◆ **KUTIPAN TEKS**:
* * * *

Melibatkan Yesus dalam Hidup
Kisah Simon ini adalah kisah awal perjumpaannya dengan Yesus, yang dicatat dalam Lukas pasal yang kelima. Awalnya, ia tidak memperoleh ikan seekor pun. Eh, setelah menuruti perkataan Yesus untuk menebarkan jala kembali, ia mendapati kenyataan ada sejumlah besar ikan yang ia dapatkan. Bahkan diceritakan jalanya hampir koyak dan dua buah penuh dengan ikan hingga hampir tenggelam.
Kita belajar satu hal di sini, bahwa kita salah jika kita tidak melibatkan Yesus dalam setiap hal yang kita lakukan sejak awal. Simon melakukan ini. Ia mengandalkan kemampuannya sendiri dalam menangkap ikan. Ia percaya bahwa pengalaman bertahun-tahun sebagai nelayan sudah cukup untuk mendapatkan ikan malam itu. Hasilnya? Tidak ada seekor pun ikan yang ia peroleh. Kelelahan dan kekecewaan datang menyergap. Panggilan “Guru” kepada Yesus (ayat 5) mau mengutarakan bahwa ia (Simon) merasa lebih tahu daripada Yesus dalam hal menangkap ikan. Sebutan “guru” merujuk bahwa Yesus hanya jago mengajar atau mendidik.
Ketika kemudian ia melibatkan Yesus dalam pekerjaannya, Simon mendapati bahwa ia telah bersalah dan mengakui bahwa dirinya adalah seorang berdosa. Mengapa dituliskan berdosa? Saya yakin ini karena Petrus merasa telah menaruh Yesus pada prioritas ke sekian dalam pekerjaannya. Ah, Yesus kan guru, mana Dia tahu soal nangkep ikan. Gue jelas lebih tahu. Dia pikir semua hal bisa dia selesaikan tanpa Yesus. Sampai akhirnya di satu titik, ia kecewa dan putus asa dan baru mengingat Yesus. Baru berserah dan menuruti apa yang Yesus katakan. Hasilnya? Ia dapat banyak ikan. Dan akhirnya, Simon memanggil Yesus “Tuhan”—di mana panggilan “Tuhan” berarti Ia mengakui Yesus tahu segala hal dan mampu melakukan apa pun.

* * * *

◆ **DATA MENTAH**:
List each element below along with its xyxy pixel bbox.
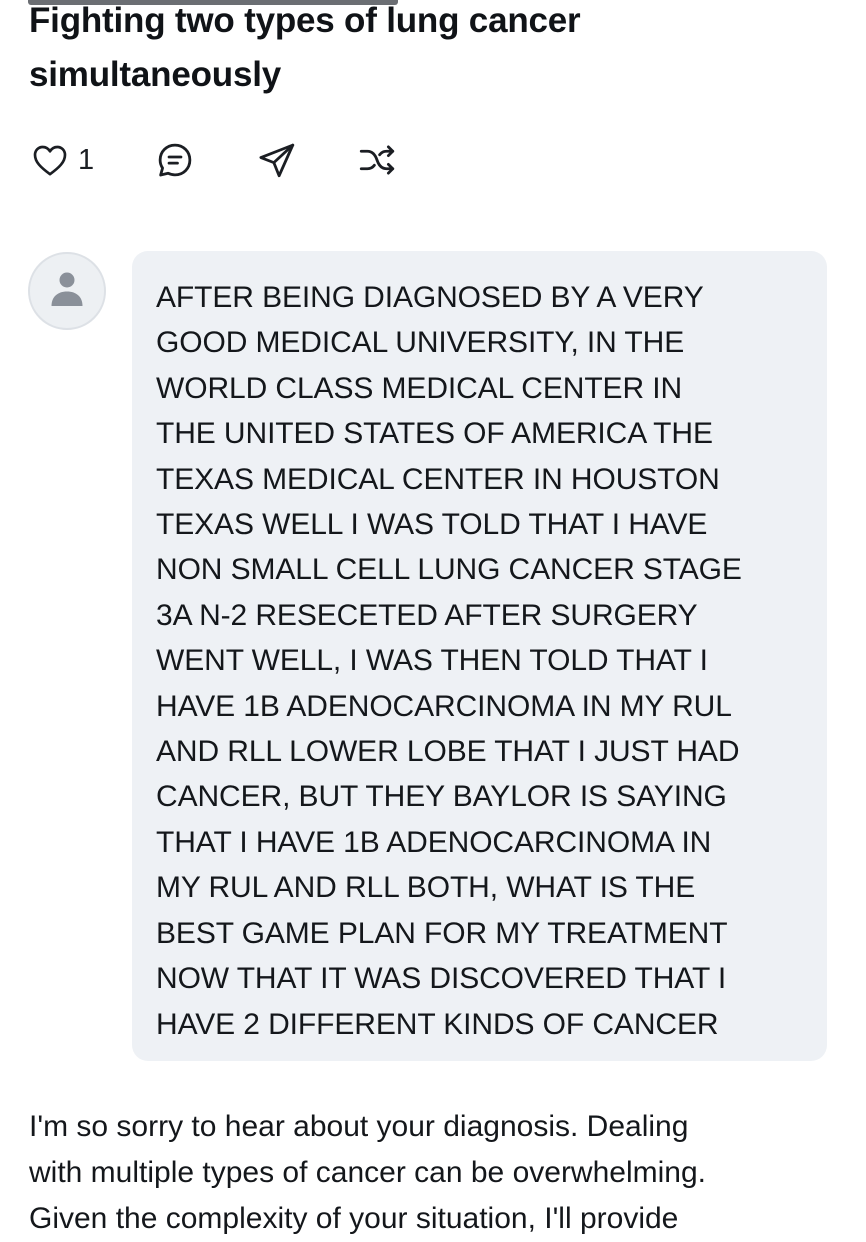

* * * *

◆ **TUJUAN**: Tampilkan tanpa perubahan bagian kutipan tentang Simon yang diawali kata-kata "Ketika kemudian ia" dan diakhiri "melakukan apa pun.". Baris-baris di atas adalah bahan tersendiri yang tidak berkaitan dengan kutipan tentang Simon.

◆ **JAWABAN TUGAS**:
Ketika kemudian ia melibatkan Yesus dalam pekerjaannya, Simon mendapati bahwa ia telah bersalah dan mengakui bahwa dirinya adalah seorang berdosa. Mengapa dituliskan berdosa? Saya yakin ini karena Petrus merasa telah menaruh Yesus pada prioritas ke sekian dalam pekerjaannya. Ah, Yesus kan guru, mana Dia tahu soal nangkep ikan. Gue jelas lebih tahu. Dia pikir semua hal bisa dia selesaikan tanpa Yesus. Sampai akhirnya di satu titik, ia kecewa dan putus asa dan baru mengingat Yesus. Baru berserah dan menuruti apa yang Yesus katakan. Hasilnya? Ia dapat banyak ikan. Dan akhirnya, Simon memanggil Yesus “Tuhan”—di mana panggilan “Tuhan” berarti Ia mengakui Yesus tahu segala hal dan mampu melakukan apa pun.